Instructions for the task: How many lines in the records below hold the string "name"? Answer with the number alone.

Some records:
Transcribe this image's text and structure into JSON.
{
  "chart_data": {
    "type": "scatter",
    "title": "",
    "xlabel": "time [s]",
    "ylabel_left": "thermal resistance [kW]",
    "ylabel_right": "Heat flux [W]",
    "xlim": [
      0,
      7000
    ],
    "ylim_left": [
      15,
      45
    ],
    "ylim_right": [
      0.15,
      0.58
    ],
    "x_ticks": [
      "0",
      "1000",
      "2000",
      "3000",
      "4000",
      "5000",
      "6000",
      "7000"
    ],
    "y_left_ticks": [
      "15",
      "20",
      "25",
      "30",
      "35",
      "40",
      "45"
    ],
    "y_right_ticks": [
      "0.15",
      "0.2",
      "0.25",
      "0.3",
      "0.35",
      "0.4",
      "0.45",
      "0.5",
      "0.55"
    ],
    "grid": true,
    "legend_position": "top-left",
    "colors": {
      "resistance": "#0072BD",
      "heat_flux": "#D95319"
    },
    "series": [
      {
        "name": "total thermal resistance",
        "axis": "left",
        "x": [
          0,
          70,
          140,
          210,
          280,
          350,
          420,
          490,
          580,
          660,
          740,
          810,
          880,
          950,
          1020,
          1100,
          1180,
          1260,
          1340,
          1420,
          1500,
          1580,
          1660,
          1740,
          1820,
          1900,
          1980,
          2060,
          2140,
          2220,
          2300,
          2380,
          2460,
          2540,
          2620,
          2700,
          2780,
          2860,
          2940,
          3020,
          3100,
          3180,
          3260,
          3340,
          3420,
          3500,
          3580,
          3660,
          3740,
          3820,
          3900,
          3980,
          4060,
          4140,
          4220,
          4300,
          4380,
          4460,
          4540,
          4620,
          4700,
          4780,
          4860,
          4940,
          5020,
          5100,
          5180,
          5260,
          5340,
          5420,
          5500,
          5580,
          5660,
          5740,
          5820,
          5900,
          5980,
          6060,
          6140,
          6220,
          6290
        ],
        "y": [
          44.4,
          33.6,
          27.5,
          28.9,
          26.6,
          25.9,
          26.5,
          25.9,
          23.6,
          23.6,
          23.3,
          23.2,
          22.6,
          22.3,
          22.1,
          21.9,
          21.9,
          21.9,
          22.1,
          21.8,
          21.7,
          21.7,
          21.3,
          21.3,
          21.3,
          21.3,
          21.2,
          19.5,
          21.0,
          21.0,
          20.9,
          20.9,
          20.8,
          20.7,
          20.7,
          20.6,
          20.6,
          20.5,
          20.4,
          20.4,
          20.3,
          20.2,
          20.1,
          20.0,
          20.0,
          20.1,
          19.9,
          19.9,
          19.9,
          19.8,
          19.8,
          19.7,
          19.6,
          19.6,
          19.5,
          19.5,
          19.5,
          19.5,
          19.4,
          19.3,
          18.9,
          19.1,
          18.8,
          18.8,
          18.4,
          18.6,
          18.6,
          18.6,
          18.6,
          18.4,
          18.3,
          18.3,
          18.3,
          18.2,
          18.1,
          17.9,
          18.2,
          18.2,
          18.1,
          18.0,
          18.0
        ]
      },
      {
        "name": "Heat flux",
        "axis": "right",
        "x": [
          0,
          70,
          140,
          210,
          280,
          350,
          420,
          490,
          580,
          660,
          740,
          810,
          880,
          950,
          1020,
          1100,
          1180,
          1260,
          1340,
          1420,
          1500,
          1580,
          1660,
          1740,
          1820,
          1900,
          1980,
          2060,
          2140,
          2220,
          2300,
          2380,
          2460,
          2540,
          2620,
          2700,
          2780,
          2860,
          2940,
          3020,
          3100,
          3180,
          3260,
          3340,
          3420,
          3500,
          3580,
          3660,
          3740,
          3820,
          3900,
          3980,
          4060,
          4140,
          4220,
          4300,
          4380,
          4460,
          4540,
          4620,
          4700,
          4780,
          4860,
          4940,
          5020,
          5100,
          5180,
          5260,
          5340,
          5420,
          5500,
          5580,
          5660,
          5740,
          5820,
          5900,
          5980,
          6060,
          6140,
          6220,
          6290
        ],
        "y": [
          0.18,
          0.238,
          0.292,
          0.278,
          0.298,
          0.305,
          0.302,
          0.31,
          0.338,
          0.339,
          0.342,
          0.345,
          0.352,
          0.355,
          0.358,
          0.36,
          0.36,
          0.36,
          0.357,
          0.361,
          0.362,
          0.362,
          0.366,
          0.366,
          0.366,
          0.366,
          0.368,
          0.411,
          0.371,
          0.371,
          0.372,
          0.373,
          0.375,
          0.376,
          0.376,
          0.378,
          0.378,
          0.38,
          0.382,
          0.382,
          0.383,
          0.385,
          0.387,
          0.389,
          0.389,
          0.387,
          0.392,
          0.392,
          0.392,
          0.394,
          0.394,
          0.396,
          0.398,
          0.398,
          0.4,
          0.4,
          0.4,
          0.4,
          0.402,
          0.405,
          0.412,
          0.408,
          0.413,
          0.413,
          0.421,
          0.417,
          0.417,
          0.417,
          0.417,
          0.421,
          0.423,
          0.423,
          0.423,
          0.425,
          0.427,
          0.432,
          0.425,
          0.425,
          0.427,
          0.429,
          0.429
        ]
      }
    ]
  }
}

==

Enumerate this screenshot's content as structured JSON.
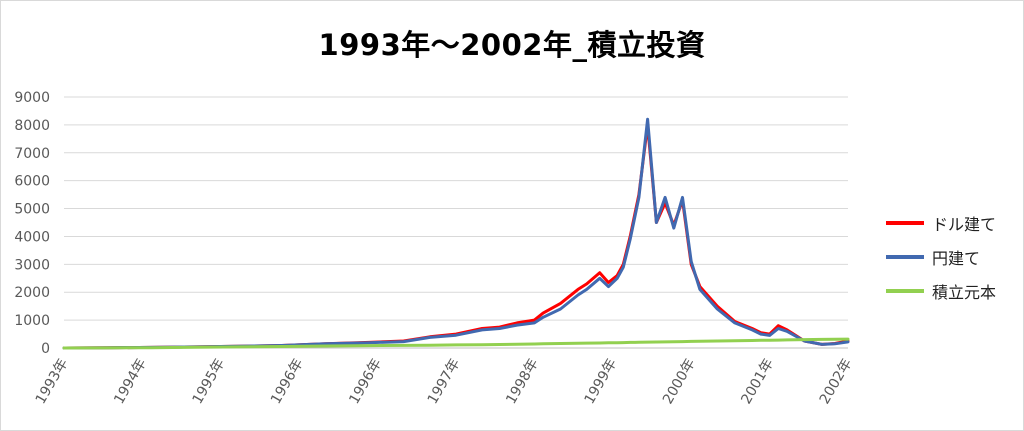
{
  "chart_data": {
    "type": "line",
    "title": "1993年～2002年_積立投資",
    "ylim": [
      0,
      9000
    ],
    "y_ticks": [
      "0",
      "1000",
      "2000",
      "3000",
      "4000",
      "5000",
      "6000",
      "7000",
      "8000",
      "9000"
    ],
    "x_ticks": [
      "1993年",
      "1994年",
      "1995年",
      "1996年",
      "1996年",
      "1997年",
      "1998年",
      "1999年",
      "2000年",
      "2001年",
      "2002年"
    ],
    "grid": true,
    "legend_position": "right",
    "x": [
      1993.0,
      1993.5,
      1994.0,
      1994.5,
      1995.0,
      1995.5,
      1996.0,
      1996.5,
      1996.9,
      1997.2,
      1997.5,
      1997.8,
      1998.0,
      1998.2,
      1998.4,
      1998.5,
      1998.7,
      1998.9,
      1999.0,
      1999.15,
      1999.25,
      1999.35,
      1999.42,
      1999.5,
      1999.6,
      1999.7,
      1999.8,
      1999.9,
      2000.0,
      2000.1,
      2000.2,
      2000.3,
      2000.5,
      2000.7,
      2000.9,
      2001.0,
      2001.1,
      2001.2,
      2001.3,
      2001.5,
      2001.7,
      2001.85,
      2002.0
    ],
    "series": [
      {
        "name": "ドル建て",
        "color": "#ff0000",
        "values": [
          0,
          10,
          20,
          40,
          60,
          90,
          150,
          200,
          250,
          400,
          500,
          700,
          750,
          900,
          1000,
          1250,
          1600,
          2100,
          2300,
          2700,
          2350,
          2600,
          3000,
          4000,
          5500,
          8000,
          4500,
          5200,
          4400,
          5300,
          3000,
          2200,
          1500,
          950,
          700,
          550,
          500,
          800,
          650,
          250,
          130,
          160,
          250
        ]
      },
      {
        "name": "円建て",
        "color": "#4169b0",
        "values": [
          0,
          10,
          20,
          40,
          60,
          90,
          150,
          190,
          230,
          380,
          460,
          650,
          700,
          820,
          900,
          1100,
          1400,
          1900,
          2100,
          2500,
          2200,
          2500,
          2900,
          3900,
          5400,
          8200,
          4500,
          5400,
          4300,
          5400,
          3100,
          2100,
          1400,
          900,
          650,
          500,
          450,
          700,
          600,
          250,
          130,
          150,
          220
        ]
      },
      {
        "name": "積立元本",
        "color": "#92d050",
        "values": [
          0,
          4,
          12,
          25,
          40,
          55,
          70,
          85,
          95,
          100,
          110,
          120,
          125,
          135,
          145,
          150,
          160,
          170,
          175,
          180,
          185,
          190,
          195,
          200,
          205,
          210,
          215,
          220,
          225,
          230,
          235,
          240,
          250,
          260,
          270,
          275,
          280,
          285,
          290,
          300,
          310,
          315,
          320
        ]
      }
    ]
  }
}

* * *

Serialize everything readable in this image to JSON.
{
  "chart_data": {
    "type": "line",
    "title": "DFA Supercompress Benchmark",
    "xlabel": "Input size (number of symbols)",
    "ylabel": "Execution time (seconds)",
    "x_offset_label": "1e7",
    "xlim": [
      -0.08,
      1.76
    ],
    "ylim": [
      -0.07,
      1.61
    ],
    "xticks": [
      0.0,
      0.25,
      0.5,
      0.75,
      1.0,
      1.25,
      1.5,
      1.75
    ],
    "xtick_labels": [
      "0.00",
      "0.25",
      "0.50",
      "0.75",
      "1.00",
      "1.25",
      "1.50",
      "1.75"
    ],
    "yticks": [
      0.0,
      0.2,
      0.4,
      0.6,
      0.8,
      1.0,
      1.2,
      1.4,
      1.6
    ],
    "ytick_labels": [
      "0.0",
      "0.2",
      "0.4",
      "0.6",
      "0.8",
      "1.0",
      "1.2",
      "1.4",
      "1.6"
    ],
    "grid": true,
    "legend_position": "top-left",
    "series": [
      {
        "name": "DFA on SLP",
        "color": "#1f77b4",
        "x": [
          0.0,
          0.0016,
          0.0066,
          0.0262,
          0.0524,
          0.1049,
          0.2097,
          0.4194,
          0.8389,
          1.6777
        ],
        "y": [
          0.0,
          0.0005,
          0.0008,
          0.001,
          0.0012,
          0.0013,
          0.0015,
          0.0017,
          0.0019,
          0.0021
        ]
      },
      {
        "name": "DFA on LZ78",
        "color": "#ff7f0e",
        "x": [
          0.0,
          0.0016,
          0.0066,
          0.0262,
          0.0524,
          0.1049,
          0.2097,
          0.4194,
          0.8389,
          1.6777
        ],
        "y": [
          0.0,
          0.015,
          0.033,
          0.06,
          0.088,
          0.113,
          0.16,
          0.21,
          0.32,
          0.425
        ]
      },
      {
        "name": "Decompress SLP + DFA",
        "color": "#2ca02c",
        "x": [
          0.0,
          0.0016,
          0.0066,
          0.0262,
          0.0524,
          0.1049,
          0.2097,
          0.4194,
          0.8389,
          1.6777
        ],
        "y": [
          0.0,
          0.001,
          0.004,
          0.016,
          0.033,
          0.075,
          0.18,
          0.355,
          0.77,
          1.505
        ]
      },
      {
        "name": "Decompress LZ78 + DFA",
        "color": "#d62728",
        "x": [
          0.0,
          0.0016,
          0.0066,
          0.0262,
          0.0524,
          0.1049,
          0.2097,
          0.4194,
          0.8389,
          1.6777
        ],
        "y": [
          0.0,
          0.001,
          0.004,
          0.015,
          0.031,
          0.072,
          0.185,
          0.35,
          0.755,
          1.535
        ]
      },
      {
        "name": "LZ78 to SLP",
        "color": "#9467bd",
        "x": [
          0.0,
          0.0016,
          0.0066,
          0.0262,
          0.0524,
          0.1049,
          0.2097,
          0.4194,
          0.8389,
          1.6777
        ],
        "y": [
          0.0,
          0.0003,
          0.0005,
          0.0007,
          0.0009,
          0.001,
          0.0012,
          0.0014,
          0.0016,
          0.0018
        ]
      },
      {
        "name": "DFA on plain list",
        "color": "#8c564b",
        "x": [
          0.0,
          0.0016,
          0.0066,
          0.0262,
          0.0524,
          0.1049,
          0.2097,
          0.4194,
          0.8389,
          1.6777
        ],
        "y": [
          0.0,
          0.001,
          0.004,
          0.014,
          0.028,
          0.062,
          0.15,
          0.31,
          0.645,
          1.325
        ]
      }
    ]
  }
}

Solution to this problem: 11